Images do not belong in the copy. Retype all the entries below exactly.
= = =
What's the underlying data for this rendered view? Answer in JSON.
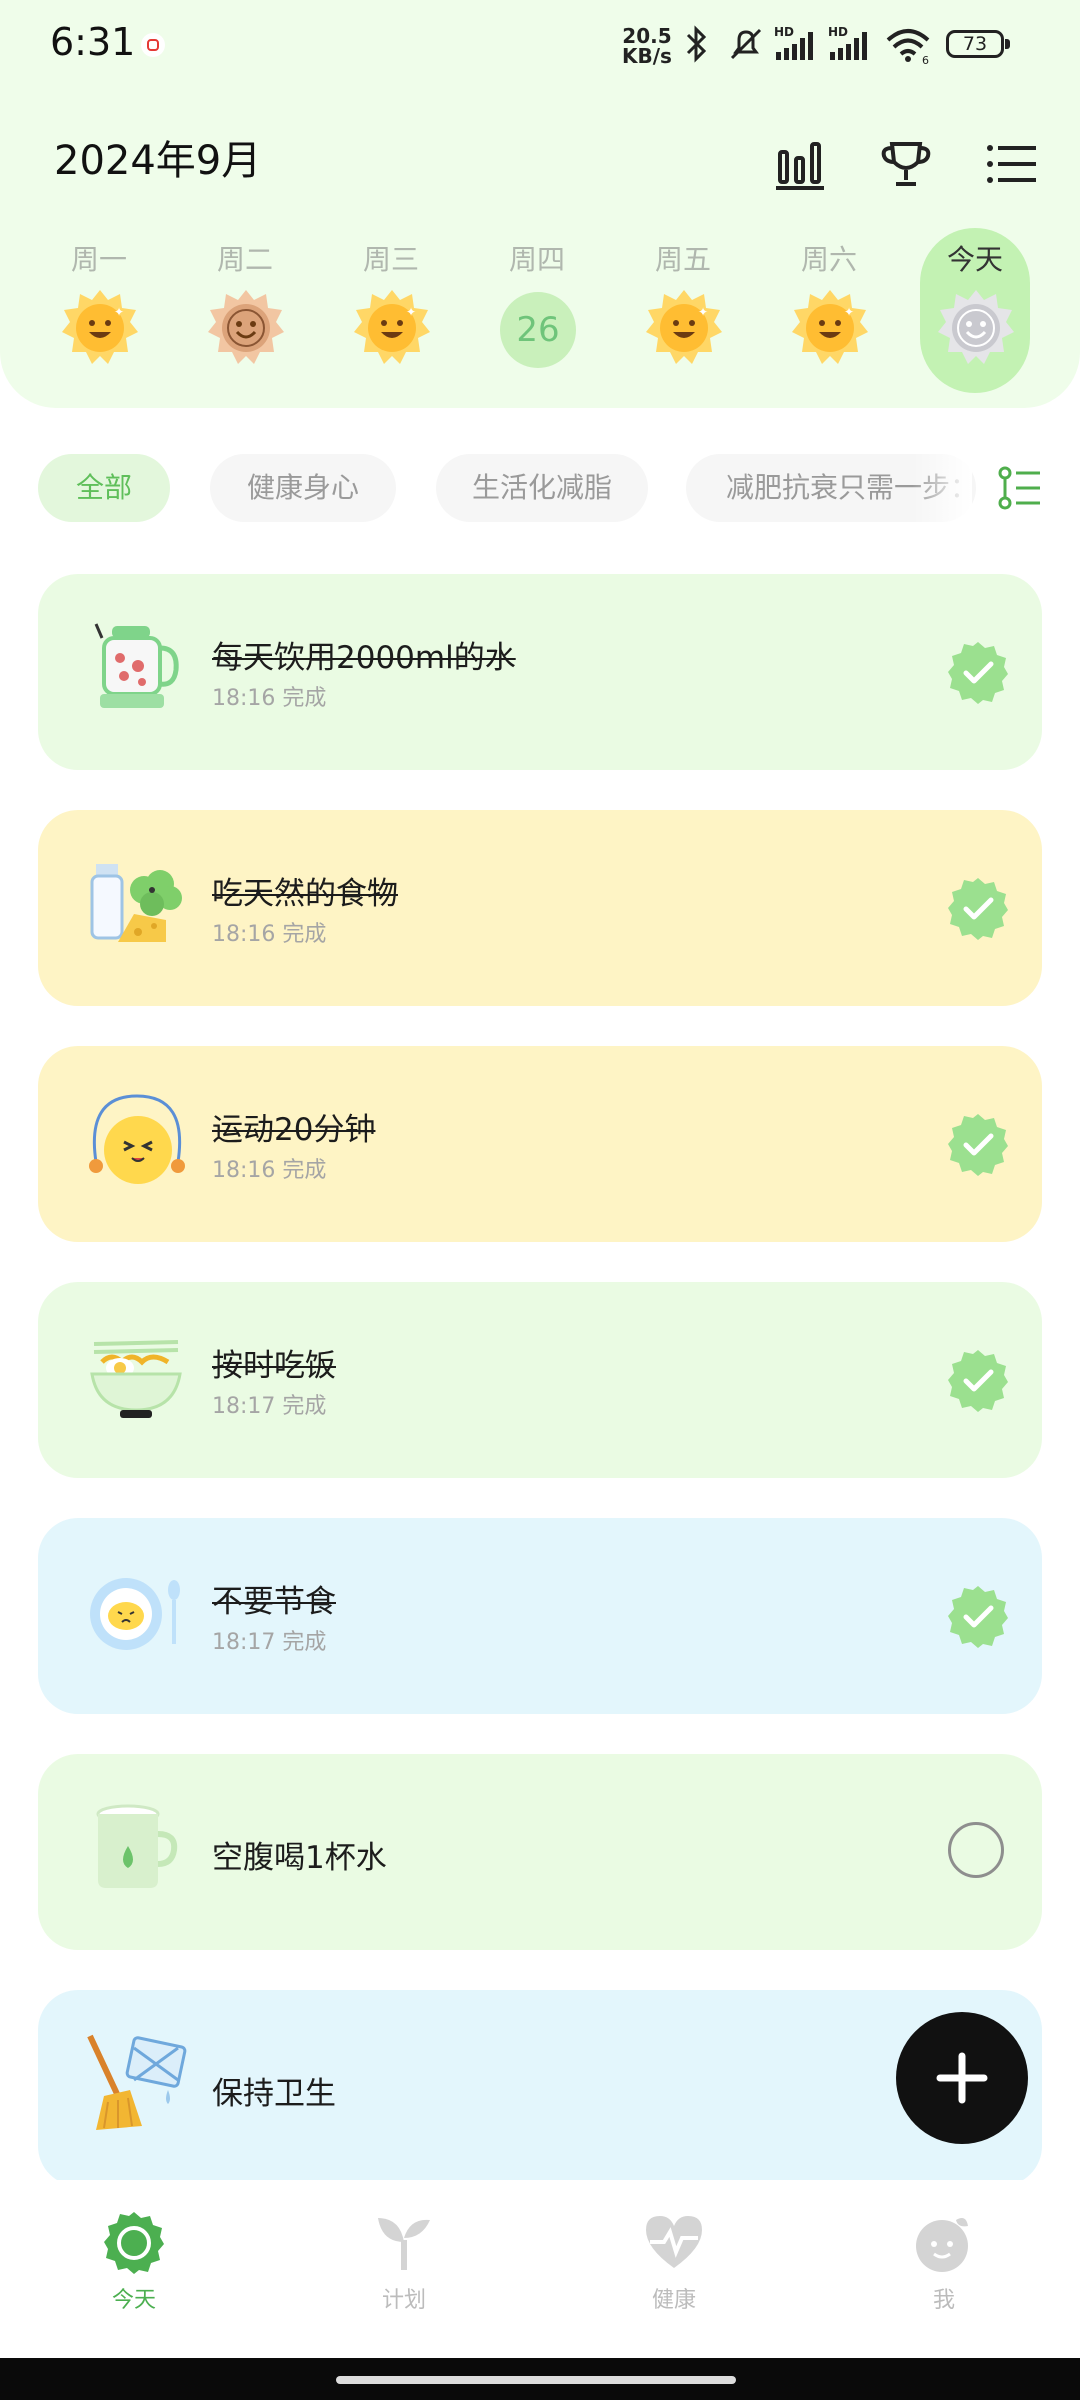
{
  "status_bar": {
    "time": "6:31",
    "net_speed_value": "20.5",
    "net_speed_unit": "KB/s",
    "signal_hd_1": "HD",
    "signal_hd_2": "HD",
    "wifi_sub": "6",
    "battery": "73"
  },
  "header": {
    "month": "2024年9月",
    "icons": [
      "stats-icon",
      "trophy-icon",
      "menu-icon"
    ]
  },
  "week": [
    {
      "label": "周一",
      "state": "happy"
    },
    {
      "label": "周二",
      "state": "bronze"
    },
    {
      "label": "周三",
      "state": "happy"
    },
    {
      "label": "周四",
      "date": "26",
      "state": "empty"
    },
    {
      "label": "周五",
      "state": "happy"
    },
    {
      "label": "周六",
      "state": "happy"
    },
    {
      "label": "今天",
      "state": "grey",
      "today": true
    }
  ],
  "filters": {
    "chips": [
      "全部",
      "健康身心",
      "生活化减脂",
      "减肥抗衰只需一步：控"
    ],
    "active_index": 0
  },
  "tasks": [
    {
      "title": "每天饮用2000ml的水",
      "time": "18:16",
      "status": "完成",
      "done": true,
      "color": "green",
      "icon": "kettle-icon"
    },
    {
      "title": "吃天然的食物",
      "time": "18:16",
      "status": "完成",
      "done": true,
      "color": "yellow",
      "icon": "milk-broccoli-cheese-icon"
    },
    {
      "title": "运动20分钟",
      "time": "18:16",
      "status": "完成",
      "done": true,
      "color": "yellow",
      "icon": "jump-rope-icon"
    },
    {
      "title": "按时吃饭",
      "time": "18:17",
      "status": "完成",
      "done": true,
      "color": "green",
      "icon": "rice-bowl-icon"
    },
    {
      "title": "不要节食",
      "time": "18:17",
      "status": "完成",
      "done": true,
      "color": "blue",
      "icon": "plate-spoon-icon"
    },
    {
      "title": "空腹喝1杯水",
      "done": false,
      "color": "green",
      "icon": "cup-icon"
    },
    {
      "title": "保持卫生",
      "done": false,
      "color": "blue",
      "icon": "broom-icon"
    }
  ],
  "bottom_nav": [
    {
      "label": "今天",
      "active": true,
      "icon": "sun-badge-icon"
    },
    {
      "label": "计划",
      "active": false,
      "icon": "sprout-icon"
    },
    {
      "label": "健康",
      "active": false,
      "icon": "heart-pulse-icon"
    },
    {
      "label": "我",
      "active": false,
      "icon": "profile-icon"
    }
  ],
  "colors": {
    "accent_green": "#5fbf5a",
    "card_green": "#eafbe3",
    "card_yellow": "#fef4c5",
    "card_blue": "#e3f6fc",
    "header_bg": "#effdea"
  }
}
= = =
| Response |
What's the underlying data for this rendered view? Answer in JSON.
{
  "status_bar": {
    "time": "6:31",
    "net_speed_value": "20.5",
    "net_speed_unit": "KB/s",
    "signal_hd_1": "HD",
    "signal_hd_2": "HD",
    "wifi_sub": "6",
    "battery": "73"
  },
  "header": {
    "month": "2024年9月",
    "icons": [
      "stats-icon",
      "trophy-icon",
      "menu-icon"
    ]
  },
  "week": [
    {
      "label": "周一",
      "state": "happy"
    },
    {
      "label": "周二",
      "state": "bronze"
    },
    {
      "label": "周三",
      "state": "happy"
    },
    {
      "label": "周四",
      "date": "26",
      "state": "empty"
    },
    {
      "label": "周五",
      "state": "happy"
    },
    {
      "label": "周六",
      "state": "happy"
    },
    {
      "label": "今天",
      "state": "grey",
      "today": true
    }
  ],
  "filters": {
    "chips": [
      "全部",
      "健康身心",
      "生活化减脂",
      "减肥抗衰只需一步：控"
    ],
    "active_index": 0
  },
  "tasks": [
    {
      "title": "每天饮用2000ml的水",
      "time": "18:16",
      "status": "完成",
      "done": true,
      "color": "green",
      "icon": "kettle-icon"
    },
    {
      "title": "吃天然的食物",
      "time": "18:16",
      "status": "完成",
      "done": true,
      "color": "yellow",
      "icon": "milk-broccoli-cheese-icon"
    },
    {
      "title": "运动20分钟",
      "time": "18:16",
      "status": "完成",
      "done": true,
      "color": "yellow",
      "icon": "jump-rope-icon"
    },
    {
      "title": "按时吃饭",
      "time": "18:17",
      "status": "完成",
      "done": true,
      "color": "green",
      "icon": "rice-bowl-icon"
    },
    {
      "title": "不要节食",
      "time": "18:17",
      "status": "完成",
      "done": true,
      "color": "blue",
      "icon": "plate-spoon-icon"
    },
    {
      "title": "空腹喝1杯水",
      "done": false,
      "color": "green",
      "icon": "cup-icon"
    },
    {
      "title": "保持卫生",
      "done": false,
      "color": "blue",
      "icon": "broom-icon"
    }
  ],
  "bottom_nav": [
    {
      "label": "今天",
      "active": true,
      "icon": "sun-badge-icon"
    },
    {
      "label": "计划",
      "active": false,
      "icon": "sprout-icon"
    },
    {
      "label": "健康",
      "active": false,
      "icon": "heart-pulse-icon"
    },
    {
      "label": "我",
      "active": false,
      "icon": "profile-icon"
    }
  ],
  "colors": {
    "accent_green": "#5fbf5a",
    "card_green": "#eafbe3",
    "card_yellow": "#fef4c5",
    "card_blue": "#e3f6fc",
    "header_bg": "#effdea"
  }
}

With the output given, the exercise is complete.